Task to complete: Reproduce the listing below without any change.

Dataset records:
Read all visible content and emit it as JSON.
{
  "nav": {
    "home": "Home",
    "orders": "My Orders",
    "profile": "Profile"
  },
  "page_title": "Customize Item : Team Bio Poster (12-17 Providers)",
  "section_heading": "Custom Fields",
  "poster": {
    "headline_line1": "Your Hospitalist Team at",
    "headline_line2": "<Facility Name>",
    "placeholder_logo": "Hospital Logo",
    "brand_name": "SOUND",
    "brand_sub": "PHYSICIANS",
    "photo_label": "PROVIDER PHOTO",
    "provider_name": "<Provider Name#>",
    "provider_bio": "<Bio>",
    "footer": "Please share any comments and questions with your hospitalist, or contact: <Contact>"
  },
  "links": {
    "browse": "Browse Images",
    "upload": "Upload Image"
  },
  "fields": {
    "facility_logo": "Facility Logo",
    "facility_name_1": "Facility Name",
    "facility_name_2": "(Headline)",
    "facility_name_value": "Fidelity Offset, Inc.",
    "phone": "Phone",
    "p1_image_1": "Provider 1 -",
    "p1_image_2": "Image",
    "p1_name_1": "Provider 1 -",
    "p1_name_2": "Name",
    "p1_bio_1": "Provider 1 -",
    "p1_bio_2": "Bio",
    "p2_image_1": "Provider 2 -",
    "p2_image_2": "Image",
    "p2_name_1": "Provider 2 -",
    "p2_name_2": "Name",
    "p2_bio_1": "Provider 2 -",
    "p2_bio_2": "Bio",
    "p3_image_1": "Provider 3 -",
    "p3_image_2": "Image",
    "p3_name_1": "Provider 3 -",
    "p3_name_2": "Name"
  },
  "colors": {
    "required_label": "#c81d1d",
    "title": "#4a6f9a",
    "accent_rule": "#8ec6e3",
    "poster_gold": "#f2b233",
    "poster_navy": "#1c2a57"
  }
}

Task solution:
Read all visible content and emit it as JSON.
{
  "nav": {
    "home": "Home",
    "orders": "My Orders",
    "profile": "Profile"
  },
  "page_title": "Customize Item : Team Bio Poster (12-17 Providers)",
  "section_heading": "Custom Fields",
  "poster": {
    "headline_line1": "Your Hospitalist Team at",
    "headline_line2": "<Facility Name>",
    "placeholder_logo": "Hospital Logo",
    "brand_name": "SOUND",
    "brand_sub": "PHYSICIANS",
    "photo_label": "PROVIDER PHOTO",
    "provider_name": "<Provider Name#>",
    "provider_bio": "<Bio>",
    "footer": "Please share any comments and questions with your hospitalist, or contact: <Contact>"
  },
  "links": {
    "browse": "Browse Images",
    "upload": "Upload Image"
  },
  "fields": {
    "facility_logo": "Facility Logo",
    "facility_name_1": "Facility Name",
    "facility_name_2": "(Headline)",
    "facility_name_value": "Fidelity Offset, Inc.",
    "phone": "Phone",
    "p1_image_1": "Provider 1 -",
    "p1_image_2": "Image",
    "p1_name_1": "Provider 1 -",
    "p1_name_2": "Name",
    "p1_bio_1": "Provider 1 -",
    "p1_bio_2": "Bio",
    "p2_image_1": "Provider 2 -",
    "p2_image_2": "Image",
    "p2_name_1": "Provider 2 -",
    "p2_name_2": "Name",
    "p2_bio_1": "Provider 2 -",
    "p2_bio_2": "Bio",
    "p3_image_1": "Provider 3 -",
    "p3_image_2": "Image",
    "p3_name_1": "Provider 3 -",
    "p3_name_2": "Name"
  },
  "colors": {
    "required_label": "#c81d1d",
    "title": "#4a6f9a",
    "accent_rule": "#8ec6e3",
    "poster_gold": "#f2b233",
    "poster_navy": "#1c2a57"
  }
}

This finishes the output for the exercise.